--- Begin ENTRIES SUPPLIED ---
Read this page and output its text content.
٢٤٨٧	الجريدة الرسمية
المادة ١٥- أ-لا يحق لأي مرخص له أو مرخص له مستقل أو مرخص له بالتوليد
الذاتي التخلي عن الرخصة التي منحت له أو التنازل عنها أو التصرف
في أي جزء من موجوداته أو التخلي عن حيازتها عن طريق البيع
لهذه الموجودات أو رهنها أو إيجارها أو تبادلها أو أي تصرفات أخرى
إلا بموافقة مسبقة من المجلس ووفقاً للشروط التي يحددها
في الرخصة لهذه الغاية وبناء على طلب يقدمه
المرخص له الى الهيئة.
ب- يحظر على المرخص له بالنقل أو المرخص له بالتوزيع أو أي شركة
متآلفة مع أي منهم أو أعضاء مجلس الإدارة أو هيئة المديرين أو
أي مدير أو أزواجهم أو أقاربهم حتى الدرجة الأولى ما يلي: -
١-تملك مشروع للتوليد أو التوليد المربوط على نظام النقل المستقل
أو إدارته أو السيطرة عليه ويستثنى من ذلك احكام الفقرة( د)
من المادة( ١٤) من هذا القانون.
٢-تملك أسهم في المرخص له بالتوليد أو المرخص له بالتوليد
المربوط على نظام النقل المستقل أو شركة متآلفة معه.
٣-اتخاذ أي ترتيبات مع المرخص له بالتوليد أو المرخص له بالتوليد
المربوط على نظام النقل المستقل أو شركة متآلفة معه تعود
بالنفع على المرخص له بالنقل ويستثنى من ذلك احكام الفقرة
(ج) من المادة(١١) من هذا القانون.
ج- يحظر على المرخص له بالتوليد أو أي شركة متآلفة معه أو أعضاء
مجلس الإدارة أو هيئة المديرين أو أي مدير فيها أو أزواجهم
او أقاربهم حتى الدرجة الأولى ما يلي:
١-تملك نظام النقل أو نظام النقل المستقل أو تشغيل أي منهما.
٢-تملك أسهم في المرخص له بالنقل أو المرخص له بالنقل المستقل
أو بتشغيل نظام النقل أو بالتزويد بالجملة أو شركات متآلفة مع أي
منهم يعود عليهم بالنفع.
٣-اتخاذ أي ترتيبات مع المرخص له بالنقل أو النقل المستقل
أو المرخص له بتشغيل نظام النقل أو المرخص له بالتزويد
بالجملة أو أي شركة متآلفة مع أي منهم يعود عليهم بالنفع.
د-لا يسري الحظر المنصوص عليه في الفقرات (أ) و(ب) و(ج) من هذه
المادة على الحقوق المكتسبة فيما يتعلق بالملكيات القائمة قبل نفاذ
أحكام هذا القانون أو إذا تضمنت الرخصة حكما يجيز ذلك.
--- End ENTRIES SUPPLIED ---
§ GIVEN INSTRUCTION: State how many lines in the entries above include the word "احكام"; reply with the number alone.

§ SOLUTION TO THE PROBLEM: 2